# [YOUR TASK]
Reproduce every line of the listing below verbatim, with nothing changed, added, or left out.

[Dataset records]
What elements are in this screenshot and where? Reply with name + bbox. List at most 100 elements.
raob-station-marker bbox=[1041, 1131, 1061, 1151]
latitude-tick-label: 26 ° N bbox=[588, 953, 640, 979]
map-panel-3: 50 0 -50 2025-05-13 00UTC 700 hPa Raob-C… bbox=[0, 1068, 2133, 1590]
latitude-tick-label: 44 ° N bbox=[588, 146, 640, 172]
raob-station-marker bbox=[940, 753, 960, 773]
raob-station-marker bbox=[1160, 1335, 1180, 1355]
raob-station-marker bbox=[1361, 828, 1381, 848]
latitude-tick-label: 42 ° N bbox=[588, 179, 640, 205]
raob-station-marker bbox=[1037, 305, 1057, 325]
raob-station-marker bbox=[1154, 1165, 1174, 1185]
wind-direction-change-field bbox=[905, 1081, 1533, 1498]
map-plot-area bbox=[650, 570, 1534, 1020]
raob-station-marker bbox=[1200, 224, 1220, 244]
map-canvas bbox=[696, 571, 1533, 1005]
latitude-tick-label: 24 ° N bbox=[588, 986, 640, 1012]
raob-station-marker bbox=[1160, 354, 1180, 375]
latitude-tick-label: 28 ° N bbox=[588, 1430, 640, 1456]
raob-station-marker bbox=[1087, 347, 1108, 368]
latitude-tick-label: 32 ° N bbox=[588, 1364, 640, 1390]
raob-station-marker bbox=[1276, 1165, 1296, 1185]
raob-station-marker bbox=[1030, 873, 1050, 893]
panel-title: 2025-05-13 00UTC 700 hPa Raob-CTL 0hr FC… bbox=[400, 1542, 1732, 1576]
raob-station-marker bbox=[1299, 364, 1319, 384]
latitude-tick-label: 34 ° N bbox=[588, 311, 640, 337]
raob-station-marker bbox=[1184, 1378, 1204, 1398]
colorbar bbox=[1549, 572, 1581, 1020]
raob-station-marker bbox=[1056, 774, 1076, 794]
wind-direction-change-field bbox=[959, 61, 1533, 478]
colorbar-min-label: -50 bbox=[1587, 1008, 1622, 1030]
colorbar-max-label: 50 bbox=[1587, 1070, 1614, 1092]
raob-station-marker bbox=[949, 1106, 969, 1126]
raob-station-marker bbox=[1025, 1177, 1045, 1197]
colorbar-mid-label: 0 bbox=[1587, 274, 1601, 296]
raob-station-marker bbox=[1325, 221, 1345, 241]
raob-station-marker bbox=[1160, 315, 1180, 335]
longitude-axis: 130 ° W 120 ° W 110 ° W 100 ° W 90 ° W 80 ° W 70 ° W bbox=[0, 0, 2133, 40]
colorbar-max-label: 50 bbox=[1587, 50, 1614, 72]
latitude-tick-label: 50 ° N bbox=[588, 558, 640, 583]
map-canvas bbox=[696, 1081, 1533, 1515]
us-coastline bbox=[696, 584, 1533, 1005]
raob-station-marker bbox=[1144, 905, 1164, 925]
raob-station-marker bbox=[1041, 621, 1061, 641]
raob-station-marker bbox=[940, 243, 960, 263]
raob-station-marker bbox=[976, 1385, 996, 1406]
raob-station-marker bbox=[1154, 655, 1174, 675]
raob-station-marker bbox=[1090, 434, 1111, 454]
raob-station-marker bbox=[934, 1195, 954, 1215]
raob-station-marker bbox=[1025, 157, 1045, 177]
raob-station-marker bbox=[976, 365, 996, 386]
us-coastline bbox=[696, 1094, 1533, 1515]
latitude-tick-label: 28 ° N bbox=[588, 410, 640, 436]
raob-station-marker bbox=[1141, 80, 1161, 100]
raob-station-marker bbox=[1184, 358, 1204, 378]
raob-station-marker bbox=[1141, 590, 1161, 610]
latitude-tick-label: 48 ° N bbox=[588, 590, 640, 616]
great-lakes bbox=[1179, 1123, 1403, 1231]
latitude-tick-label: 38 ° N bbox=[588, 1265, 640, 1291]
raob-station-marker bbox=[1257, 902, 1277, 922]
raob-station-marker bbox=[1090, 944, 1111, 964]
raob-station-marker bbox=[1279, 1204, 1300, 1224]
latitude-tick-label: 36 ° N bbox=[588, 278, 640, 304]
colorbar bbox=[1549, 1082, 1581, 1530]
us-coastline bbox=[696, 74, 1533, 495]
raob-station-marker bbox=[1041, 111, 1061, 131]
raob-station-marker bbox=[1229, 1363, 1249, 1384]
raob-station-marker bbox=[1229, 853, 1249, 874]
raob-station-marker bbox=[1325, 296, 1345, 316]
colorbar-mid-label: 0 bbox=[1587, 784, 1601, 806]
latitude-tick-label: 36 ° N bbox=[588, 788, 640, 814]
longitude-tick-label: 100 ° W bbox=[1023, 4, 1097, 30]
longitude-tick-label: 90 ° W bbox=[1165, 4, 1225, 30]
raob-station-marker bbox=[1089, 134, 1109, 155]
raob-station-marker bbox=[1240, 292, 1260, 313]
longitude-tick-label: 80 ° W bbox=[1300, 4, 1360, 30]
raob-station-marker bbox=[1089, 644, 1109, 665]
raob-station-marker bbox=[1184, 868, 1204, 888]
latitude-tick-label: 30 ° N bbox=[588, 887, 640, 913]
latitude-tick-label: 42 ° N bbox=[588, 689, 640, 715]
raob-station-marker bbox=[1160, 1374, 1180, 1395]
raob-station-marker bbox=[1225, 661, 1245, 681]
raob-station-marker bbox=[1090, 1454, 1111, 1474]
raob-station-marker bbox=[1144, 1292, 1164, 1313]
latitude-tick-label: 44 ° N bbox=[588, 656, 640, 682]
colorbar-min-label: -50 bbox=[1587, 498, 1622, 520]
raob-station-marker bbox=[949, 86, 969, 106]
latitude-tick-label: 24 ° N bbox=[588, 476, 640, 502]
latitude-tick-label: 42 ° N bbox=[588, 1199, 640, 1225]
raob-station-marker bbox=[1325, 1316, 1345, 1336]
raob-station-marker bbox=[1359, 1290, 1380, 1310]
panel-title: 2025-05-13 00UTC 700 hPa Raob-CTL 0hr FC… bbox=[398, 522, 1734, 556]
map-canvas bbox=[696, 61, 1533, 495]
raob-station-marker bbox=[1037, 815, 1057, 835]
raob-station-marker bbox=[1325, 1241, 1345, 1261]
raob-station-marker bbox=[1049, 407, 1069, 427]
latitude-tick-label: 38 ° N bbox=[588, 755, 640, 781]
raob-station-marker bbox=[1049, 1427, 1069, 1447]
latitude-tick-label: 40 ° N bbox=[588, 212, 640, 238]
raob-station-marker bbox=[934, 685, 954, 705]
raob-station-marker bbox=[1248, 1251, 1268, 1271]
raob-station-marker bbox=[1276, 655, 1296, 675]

# [OUTPUT FOR THIS TASK]
What elements are in this screenshot and where? Reply with name + bbox. List at most 100 elements.
raob-station-marker bbox=[1041, 1131, 1061, 1151]
latitude-tick-label: 26 ° N bbox=[588, 953, 640, 979]
map-panel-3: 50 0 -50 2025-05-13 00UTC 700 hPa Raob-C… bbox=[0, 1068, 2133, 1590]
latitude-tick-label: 44 ° N bbox=[588, 146, 640, 172]
raob-station-marker bbox=[940, 753, 960, 773]
raob-station-marker bbox=[1160, 1335, 1180, 1355]
raob-station-marker bbox=[1361, 828, 1381, 848]
latitude-tick-label: 42 ° N bbox=[588, 179, 640, 205]
raob-station-marker bbox=[1037, 305, 1057, 325]
raob-station-marker bbox=[1154, 1165, 1174, 1185]
wind-direction-change-field bbox=[905, 1081, 1533, 1498]
map-plot-area bbox=[650, 570, 1534, 1020]
raob-station-marker bbox=[1200, 224, 1220, 244]
map-canvas bbox=[696, 571, 1533, 1005]
latitude-tick-label: 24 ° N bbox=[588, 986, 640, 1012]
raob-station-marker bbox=[1160, 354, 1180, 375]
latitude-tick-label: 28 ° N bbox=[588, 1430, 640, 1456]
raob-station-marker bbox=[1087, 347, 1108, 368]
latitude-tick-label: 32 ° N bbox=[588, 1364, 640, 1390]
raob-station-marker bbox=[1276, 1165, 1296, 1185]
raob-station-marker bbox=[1030, 873, 1050, 893]
panel-title: 2025-05-13 00UTC 700 hPa Raob-CTL 0hr FC… bbox=[400, 1542, 1732, 1576]
raob-station-marker bbox=[1299, 364, 1319, 384]
latitude-tick-label: 34 ° N bbox=[588, 311, 640, 337]
raob-station-marker bbox=[1184, 1378, 1204, 1398]
colorbar bbox=[1549, 572, 1581, 1020]
raob-station-marker bbox=[1056, 774, 1076, 794]
wind-direction-change-field bbox=[959, 61, 1533, 478]
colorbar-min-label: -50 bbox=[1587, 1008, 1622, 1030]
colorbar-max-label: 50 bbox=[1587, 1070, 1614, 1092]
raob-station-marker bbox=[949, 1106, 969, 1126]
raob-station-marker bbox=[1025, 1177, 1045, 1197]
colorbar-mid-label: 0 bbox=[1587, 274, 1601, 296]
raob-station-marker bbox=[1325, 221, 1345, 241]
raob-station-marker bbox=[1160, 315, 1180, 335]
longitude-axis: 130 ° W 120 ° W 110 ° W 100 ° W 90 ° W 80 ° W 70 ° W bbox=[0, 0, 2133, 40]
colorbar-max-label: 50 bbox=[1587, 50, 1614, 72]
latitude-tick-label: 50 ° N bbox=[588, 558, 640, 583]
map-canvas bbox=[696, 1081, 1533, 1515]
us-coastline bbox=[696, 584, 1533, 1005]
raob-station-marker bbox=[1144, 905, 1164, 925]
raob-station-marker bbox=[1041, 621, 1061, 641]
raob-station-marker bbox=[940, 243, 960, 263]
raob-station-marker bbox=[976, 1385, 996, 1406]
raob-station-marker bbox=[1154, 655, 1174, 675]
raob-station-marker bbox=[1090, 434, 1111, 454]
raob-station-marker bbox=[934, 1195, 954, 1215]
raob-station-marker bbox=[1025, 157, 1045, 177]
raob-station-marker bbox=[976, 365, 996, 386]
us-coastline bbox=[696, 1094, 1533, 1515]
latitude-tick-label: 28 ° N bbox=[588, 410, 640, 436]
raob-station-marker bbox=[1141, 80, 1161, 100]
raob-station-marker bbox=[1184, 358, 1204, 378]
raob-station-marker bbox=[1141, 590, 1161, 610]
latitude-tick-label: 48 ° N bbox=[588, 590, 640, 616]
great-lakes bbox=[1179, 1123, 1403, 1231]
latitude-tick-label: 38 ° N bbox=[588, 1265, 640, 1291]
raob-station-marker bbox=[1257, 902, 1277, 922]
raob-station-marker bbox=[1090, 944, 1111, 964]
raob-station-marker bbox=[1279, 1204, 1300, 1224]
latitude-tick-label: 36 ° N bbox=[588, 278, 640, 304]
colorbar bbox=[1549, 1082, 1581, 1530]
us-coastline bbox=[696, 74, 1533, 495]
raob-station-marker bbox=[1041, 111, 1061, 131]
raob-station-marker bbox=[1229, 1363, 1249, 1384]
raob-station-marker bbox=[1229, 853, 1249, 874]
raob-station-marker bbox=[1325, 296, 1345, 316]
colorbar-mid-label: 0 bbox=[1587, 784, 1601, 806]
latitude-tick-label: 36 ° N bbox=[588, 788, 640, 814]
longitude-tick-label: 100 ° W bbox=[1023, 4, 1097, 30]
longitude-tick-label: 90 ° W bbox=[1165, 4, 1225, 30]
raob-station-marker bbox=[1089, 134, 1109, 155]
raob-station-marker bbox=[1240, 292, 1260, 313]
longitude-tick-label: 80 ° W bbox=[1300, 4, 1360, 30]
raob-station-marker bbox=[1089, 644, 1109, 665]
raob-station-marker bbox=[1184, 868, 1204, 888]
latitude-tick-label: 30 ° N bbox=[588, 887, 640, 913]
latitude-tick-label: 42 ° N bbox=[588, 689, 640, 715]
raob-station-marker bbox=[1160, 1374, 1180, 1395]
raob-station-marker bbox=[1225, 661, 1245, 681]
raob-station-marker bbox=[1090, 1454, 1111, 1474]
raob-station-marker bbox=[1144, 1292, 1164, 1313]
latitude-tick-label: 44 ° N bbox=[588, 656, 640, 682]
colorbar-min-label: -50 bbox=[1587, 498, 1622, 520]
raob-station-marker bbox=[949, 86, 969, 106]
latitude-tick-label: 24 ° N bbox=[588, 476, 640, 502]
latitude-tick-label: 42 ° N bbox=[588, 1199, 640, 1225]
raob-station-marker bbox=[1325, 1316, 1345, 1336]
raob-station-marker bbox=[1359, 1290, 1380, 1310]
panel-title: 2025-05-13 00UTC 700 hPa Raob-CTL 0hr FC… bbox=[398, 522, 1734, 556]
map-canvas bbox=[696, 61, 1533, 495]
raob-station-marker bbox=[1037, 815, 1057, 835]
raob-station-marker bbox=[1325, 1241, 1345, 1261]
raob-station-marker bbox=[1049, 407, 1069, 427]
latitude-tick-label: 38 ° N bbox=[588, 755, 640, 781]
raob-station-marker bbox=[1049, 1427, 1069, 1447]
latitude-tick-label: 40 ° N bbox=[588, 212, 640, 238]
raob-station-marker bbox=[934, 685, 954, 705]
raob-station-marker bbox=[1248, 1251, 1268, 1271]
raob-station-marker bbox=[1276, 655, 1296, 675]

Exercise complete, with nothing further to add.